Request:
Every line below should be repeated exactly.
※
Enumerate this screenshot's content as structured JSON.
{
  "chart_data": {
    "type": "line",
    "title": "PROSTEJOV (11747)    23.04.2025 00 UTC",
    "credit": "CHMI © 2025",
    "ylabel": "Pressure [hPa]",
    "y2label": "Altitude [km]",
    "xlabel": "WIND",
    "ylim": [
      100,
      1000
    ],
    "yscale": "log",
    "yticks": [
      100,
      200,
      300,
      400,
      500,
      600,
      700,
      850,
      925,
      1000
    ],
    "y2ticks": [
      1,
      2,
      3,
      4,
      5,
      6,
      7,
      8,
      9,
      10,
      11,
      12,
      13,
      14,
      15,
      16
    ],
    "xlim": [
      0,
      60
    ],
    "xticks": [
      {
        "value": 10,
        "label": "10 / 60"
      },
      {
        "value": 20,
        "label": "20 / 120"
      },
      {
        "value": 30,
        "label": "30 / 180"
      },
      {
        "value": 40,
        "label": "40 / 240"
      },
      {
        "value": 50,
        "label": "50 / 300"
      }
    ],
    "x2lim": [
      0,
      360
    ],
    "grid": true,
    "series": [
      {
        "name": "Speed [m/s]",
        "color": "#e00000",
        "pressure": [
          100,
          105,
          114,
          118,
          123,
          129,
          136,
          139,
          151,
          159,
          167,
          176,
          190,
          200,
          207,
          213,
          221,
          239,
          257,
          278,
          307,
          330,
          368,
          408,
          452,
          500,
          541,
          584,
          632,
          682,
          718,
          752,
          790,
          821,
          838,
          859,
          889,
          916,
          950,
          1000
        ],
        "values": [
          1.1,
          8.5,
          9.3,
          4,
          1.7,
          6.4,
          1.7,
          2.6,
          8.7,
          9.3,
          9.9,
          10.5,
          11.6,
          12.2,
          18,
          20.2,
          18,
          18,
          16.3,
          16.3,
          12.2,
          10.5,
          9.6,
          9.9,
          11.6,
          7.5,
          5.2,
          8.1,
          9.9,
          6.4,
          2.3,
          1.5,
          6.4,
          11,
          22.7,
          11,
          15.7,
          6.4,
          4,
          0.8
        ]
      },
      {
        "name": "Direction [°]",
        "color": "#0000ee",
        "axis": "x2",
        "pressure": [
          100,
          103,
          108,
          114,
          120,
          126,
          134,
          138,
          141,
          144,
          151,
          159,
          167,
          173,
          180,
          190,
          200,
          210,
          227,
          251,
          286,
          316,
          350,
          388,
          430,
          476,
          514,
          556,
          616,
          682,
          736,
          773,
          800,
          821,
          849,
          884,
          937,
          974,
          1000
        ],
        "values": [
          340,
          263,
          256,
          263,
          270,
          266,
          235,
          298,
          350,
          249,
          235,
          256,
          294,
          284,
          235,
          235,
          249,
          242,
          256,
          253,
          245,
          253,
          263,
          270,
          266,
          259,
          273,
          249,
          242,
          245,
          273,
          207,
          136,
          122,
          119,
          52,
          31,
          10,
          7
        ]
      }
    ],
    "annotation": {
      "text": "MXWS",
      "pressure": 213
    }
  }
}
※
Written response:
Enumerate this screenshot's content as structured JSON.
{
  "chart_data": {
    "type": "line",
    "title": "PROSTEJOV (11747)    23.04.2025 00 UTC",
    "credit": "CHMI © 2025",
    "ylabel": "Pressure [hPa]",
    "y2label": "Altitude [km]",
    "xlabel": "WIND",
    "ylim": [
      100,
      1000
    ],
    "yscale": "log",
    "yticks": [
      100,
      200,
      300,
      400,
      500,
      600,
      700,
      850,
      925,
      1000
    ],
    "y2ticks": [
      1,
      2,
      3,
      4,
      5,
      6,
      7,
      8,
      9,
      10,
      11,
      12,
      13,
      14,
      15,
      16
    ],
    "xlim": [
      0,
      60
    ],
    "xticks": [
      {
        "value": 10,
        "label": "10 / 60"
      },
      {
        "value": 20,
        "label": "20 / 120"
      },
      {
        "value": 30,
        "label": "30 / 180"
      },
      {
        "value": 40,
        "label": "40 / 240"
      },
      {
        "value": 50,
        "label": "50 / 300"
      }
    ],
    "x2lim": [
      0,
      360
    ],
    "grid": true,
    "series": [
      {
        "name": "Speed [m/s]",
        "color": "#e00000",
        "pressure": [
          100,
          105,
          114,
          118,
          123,
          129,
          136,
          139,
          151,
          159,
          167,
          176,
          190,
          200,
          207,
          213,
          221,
          239,
          257,
          278,
          307,
          330,
          368,
          408,
          452,
          500,
          541,
          584,
          632,
          682,
          718,
          752,
          790,
          821,
          838,
          859,
          889,
          916,
          950,
          1000
        ],
        "values": [
          1.1,
          8.5,
          9.3,
          4,
          1.7,
          6.4,
          1.7,
          2.6,
          8.7,
          9.3,
          9.9,
          10.5,
          11.6,
          12.2,
          18,
          20.2,
          18,
          18,
          16.3,
          16.3,
          12.2,
          10.5,
          9.6,
          9.9,
          11.6,
          7.5,
          5.2,
          8.1,
          9.9,
          6.4,
          2.3,
          1.5,
          6.4,
          11,
          22.7,
          11,
          15.7,
          6.4,
          4,
          0.8
        ]
      },
      {
        "name": "Direction [°]",
        "color": "#0000ee",
        "axis": "x2",
        "pressure": [
          100,
          103,
          108,
          114,
          120,
          126,
          134,
          138,
          141,
          144,
          151,
          159,
          167,
          173,
          180,
          190,
          200,
          210,
          227,
          251,
          286,
          316,
          350,
          388,
          430,
          476,
          514,
          556,
          616,
          682,
          736,
          773,
          800,
          821,
          849,
          884,
          937,
          974,
          1000
        ],
        "values": [
          340,
          263,
          256,
          263,
          270,
          266,
          235,
          298,
          350,
          249,
          235,
          256,
          294,
          284,
          235,
          235,
          249,
          242,
          256,
          253,
          245,
          253,
          263,
          270,
          266,
          259,
          273,
          249,
          242,
          245,
          273,
          207,
          136,
          122,
          119,
          52,
          31,
          10,
          7
        ]
      }
    ],
    "annotation": {
      "text": "MXWS",
      "pressure": 213
    }
  }
}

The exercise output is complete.